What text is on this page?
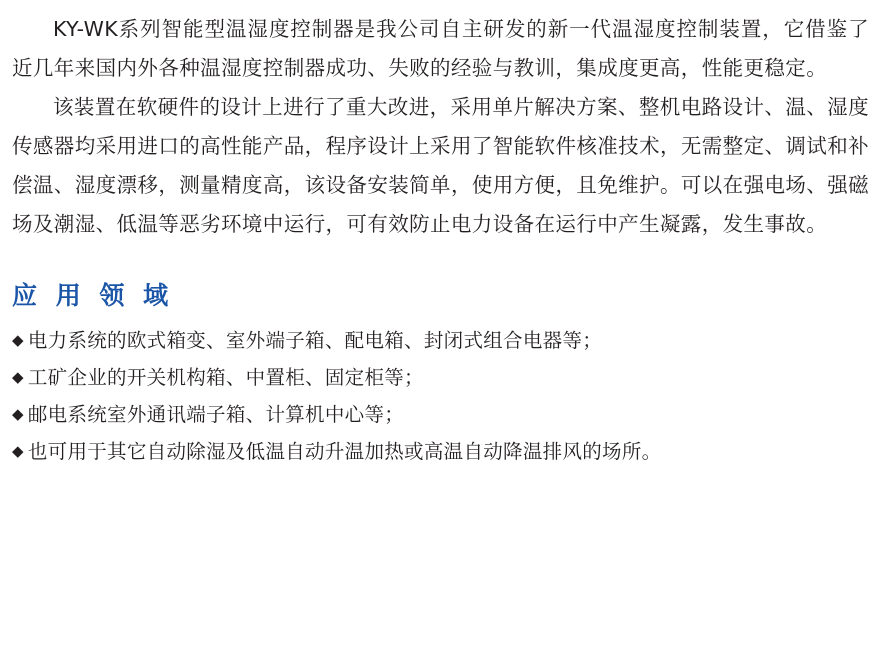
KY-WK系列智能型温湿度控制器是我公司自主研发的新一代温湿度控制装置，它借鉴了近几年来国内外各种温湿度控制器成功、失败的经验与教训，集成度更高，性能更稳定。

该装置在软硬件的设计上进行了重大改进，采用单片解决方案、整机电路设计、温、湿度传感器均采用进口的高性能产品，程序设计上采用了智能软件核准技术，无需整定、调试和补偿温、湿度漂移，测量精度高，该设备安装简单，使用方便，且免维护。可以在强电场、强磁场及潮湿、低温等恶劣环境中运行，可有效防止电力设备在运行中产生凝露，发生事故。

应 用 领 域
◆ 电力系统的欧式箱变、室外端子箱、配电箱、封闭式组合电器等；
◆ 工矿企业的开关机构箱、中置柜、固定柜等；
◆ 邮电系统室外通讯端子箱、计算机中心等；
◆ 也可用于其它自动除湿及低温自动升温加热或高温自动降温排风的场所。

———

Task details »
The listing above must be printed again exactly, minus its pictures.

Solution to this task »
What text is on this page?
KY-WK系列智能型温湿度控制器是我公司自主研发的新一代温湿度控制装置，它借鉴了近几年来国内外各种温湿度控制器成功、失败的经验与教训，集成度更高，性能更稳定。

该装置在软硬件的设计上进行了重大改进，采用单片解决方案、整机电路设计、温、湿度传感器均采用进口的高性能产品，程序设计上采用了智能软件核准技术，无需整定、调试和补偿温、湿度漂移，测量精度高，该设备安装简单，使用方便，且免维护。可以在强电场、强磁场及潮湿、低温等恶劣环境中运行，可有效防止电力设备在运行中产生凝露，发生事故。

应 用 领 域
◆ 电力系统的欧式箱变、室外端子箱、配电箱、封闭式组合电器等；
◆ 工矿企业的开关机构箱、中置柜、固定柜等；
◆ 邮电系统室外通讯端子箱、计算机中心等；
◆ 也可用于其它自动除湿及低温自动升温加热或高温自动降温排风的场所。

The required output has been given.